Written problem: Every line that contains the word "Training" should be copied out.
(begin)
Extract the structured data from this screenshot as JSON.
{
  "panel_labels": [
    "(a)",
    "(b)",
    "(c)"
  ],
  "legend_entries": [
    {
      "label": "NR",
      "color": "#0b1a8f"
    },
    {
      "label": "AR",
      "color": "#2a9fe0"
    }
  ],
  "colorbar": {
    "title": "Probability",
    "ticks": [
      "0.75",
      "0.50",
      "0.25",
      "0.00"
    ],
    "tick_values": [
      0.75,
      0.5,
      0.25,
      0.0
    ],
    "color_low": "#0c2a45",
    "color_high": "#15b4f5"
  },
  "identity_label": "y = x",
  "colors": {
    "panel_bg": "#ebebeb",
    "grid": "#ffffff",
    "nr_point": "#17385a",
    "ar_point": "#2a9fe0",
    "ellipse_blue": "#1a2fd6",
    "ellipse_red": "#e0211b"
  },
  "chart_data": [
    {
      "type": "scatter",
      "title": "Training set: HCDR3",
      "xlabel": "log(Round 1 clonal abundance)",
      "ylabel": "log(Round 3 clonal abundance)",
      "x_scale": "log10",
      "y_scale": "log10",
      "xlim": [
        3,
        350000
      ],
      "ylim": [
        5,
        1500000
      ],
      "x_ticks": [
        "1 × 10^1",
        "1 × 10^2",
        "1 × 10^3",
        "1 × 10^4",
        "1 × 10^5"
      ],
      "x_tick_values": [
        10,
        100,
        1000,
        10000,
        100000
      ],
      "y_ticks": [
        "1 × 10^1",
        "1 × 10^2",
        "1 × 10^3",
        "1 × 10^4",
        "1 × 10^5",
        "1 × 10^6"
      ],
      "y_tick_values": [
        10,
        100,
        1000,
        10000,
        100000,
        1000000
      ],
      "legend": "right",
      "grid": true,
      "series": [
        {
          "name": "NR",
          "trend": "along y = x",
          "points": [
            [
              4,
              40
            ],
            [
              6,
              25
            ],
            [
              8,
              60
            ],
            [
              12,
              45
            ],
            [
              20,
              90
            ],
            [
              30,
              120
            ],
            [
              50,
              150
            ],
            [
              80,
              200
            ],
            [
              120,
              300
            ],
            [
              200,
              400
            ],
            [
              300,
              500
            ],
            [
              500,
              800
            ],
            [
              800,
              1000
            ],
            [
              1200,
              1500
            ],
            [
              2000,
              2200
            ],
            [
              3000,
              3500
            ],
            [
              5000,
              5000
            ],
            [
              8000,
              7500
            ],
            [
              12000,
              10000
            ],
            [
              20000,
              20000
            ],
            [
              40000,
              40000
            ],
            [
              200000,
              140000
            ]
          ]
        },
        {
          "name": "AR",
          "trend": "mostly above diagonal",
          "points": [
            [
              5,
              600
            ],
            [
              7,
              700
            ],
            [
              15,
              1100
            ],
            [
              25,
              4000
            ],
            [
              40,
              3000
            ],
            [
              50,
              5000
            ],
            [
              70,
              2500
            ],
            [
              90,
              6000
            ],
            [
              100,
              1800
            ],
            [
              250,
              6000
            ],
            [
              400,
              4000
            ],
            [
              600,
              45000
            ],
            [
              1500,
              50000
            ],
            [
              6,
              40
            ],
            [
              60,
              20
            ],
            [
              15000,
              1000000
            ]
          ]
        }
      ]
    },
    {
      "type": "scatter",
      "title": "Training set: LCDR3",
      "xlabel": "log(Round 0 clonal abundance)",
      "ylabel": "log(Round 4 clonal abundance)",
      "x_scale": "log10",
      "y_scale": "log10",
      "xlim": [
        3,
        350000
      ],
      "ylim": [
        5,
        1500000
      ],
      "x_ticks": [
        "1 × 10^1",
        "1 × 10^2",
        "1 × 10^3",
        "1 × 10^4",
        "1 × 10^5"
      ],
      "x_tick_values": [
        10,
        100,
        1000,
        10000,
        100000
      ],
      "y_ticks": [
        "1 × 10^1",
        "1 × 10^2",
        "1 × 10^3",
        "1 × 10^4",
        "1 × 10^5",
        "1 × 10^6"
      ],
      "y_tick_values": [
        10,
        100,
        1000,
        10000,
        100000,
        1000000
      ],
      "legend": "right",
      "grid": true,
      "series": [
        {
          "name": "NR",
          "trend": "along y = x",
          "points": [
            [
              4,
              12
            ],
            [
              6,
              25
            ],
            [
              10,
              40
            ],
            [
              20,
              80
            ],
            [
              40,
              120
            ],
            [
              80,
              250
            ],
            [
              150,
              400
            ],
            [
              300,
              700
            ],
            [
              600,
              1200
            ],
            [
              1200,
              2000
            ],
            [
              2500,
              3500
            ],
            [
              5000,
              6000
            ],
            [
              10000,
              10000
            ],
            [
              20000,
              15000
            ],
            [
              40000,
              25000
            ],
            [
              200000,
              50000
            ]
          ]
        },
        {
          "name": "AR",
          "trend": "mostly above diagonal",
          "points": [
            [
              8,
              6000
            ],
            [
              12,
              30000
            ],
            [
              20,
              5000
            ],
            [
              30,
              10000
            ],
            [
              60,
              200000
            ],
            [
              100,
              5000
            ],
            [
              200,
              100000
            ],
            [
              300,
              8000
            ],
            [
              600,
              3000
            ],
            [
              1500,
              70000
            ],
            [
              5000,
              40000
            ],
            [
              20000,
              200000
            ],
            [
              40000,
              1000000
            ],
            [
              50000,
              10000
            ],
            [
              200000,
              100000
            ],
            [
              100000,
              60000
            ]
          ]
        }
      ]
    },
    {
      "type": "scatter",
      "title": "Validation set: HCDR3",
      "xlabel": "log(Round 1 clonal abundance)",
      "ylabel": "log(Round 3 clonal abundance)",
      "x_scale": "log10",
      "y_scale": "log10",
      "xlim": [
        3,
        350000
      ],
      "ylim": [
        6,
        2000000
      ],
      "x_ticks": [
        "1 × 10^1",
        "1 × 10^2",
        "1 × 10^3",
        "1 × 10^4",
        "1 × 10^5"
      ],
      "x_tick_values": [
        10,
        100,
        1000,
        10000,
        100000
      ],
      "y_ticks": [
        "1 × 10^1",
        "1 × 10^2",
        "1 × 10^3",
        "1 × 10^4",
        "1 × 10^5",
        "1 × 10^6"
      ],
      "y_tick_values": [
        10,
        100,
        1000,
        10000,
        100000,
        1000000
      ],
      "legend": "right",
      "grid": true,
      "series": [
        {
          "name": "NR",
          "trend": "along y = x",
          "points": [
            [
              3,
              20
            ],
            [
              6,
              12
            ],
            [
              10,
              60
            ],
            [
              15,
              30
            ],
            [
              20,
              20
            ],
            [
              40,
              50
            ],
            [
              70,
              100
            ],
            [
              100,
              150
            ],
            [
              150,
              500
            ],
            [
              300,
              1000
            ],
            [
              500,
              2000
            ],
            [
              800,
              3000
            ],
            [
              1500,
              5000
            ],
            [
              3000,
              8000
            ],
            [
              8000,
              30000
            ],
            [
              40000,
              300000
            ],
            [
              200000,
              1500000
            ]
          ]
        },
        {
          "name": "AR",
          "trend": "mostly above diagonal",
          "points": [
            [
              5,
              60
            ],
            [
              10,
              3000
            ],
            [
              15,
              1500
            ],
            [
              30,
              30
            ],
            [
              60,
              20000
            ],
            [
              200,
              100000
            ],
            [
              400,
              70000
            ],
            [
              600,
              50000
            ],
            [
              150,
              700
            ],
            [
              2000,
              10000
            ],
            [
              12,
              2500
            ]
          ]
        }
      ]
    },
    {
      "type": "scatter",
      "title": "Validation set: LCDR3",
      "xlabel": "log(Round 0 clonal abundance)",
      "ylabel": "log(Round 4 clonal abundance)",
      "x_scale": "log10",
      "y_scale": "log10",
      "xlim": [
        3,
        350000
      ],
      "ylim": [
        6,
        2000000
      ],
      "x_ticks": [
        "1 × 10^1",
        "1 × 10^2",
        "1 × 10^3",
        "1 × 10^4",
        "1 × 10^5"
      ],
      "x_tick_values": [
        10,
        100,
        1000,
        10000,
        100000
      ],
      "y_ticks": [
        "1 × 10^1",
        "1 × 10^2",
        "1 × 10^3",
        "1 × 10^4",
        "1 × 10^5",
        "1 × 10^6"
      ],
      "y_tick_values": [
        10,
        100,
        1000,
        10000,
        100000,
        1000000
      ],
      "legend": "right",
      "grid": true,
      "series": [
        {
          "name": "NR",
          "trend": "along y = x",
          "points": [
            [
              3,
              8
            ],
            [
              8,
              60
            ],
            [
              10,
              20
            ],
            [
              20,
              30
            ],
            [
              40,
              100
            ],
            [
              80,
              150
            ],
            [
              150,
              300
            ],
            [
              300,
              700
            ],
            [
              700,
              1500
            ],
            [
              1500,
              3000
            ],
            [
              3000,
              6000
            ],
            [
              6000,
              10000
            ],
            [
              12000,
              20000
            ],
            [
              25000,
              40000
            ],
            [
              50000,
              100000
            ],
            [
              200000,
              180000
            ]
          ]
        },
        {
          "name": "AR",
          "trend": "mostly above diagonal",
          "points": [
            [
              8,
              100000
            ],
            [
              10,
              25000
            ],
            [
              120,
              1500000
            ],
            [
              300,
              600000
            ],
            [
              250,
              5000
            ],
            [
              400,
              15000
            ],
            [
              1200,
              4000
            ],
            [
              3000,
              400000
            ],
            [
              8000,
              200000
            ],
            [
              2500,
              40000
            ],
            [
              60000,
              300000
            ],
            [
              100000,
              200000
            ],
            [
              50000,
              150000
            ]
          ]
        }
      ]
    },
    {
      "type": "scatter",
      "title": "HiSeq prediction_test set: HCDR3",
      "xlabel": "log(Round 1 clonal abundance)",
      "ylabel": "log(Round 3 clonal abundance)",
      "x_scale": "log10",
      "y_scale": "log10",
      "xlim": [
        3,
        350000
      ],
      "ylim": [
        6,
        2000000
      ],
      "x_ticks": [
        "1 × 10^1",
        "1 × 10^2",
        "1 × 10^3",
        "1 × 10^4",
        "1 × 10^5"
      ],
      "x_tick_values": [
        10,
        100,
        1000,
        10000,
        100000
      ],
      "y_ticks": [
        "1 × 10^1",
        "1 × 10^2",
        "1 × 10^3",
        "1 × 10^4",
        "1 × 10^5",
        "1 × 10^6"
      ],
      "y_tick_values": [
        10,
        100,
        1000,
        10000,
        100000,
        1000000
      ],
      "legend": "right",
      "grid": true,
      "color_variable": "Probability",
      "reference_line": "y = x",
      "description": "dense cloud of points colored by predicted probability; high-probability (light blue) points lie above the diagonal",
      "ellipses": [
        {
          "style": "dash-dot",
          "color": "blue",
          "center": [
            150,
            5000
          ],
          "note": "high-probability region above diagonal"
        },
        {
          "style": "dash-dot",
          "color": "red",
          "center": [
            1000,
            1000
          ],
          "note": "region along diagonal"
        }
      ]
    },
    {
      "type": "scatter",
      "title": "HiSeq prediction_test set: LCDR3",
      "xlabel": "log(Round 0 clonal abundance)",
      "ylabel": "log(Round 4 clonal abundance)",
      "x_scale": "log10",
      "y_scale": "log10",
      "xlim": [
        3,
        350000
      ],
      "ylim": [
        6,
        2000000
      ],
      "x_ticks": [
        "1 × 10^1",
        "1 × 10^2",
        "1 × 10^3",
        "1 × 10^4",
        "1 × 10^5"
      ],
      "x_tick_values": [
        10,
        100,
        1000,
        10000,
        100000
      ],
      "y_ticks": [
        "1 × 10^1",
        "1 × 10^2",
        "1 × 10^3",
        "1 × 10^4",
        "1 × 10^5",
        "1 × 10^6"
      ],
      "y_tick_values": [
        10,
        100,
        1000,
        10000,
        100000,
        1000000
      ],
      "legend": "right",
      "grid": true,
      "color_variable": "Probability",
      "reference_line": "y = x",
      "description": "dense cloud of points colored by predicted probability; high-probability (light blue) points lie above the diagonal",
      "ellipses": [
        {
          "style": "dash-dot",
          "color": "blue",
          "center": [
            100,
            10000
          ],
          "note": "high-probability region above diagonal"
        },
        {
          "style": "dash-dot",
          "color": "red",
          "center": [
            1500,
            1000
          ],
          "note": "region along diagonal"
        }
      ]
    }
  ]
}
(end)
Task output:
      "title": "Training set: HCDR3",
      "title": "Training set: LCDR3",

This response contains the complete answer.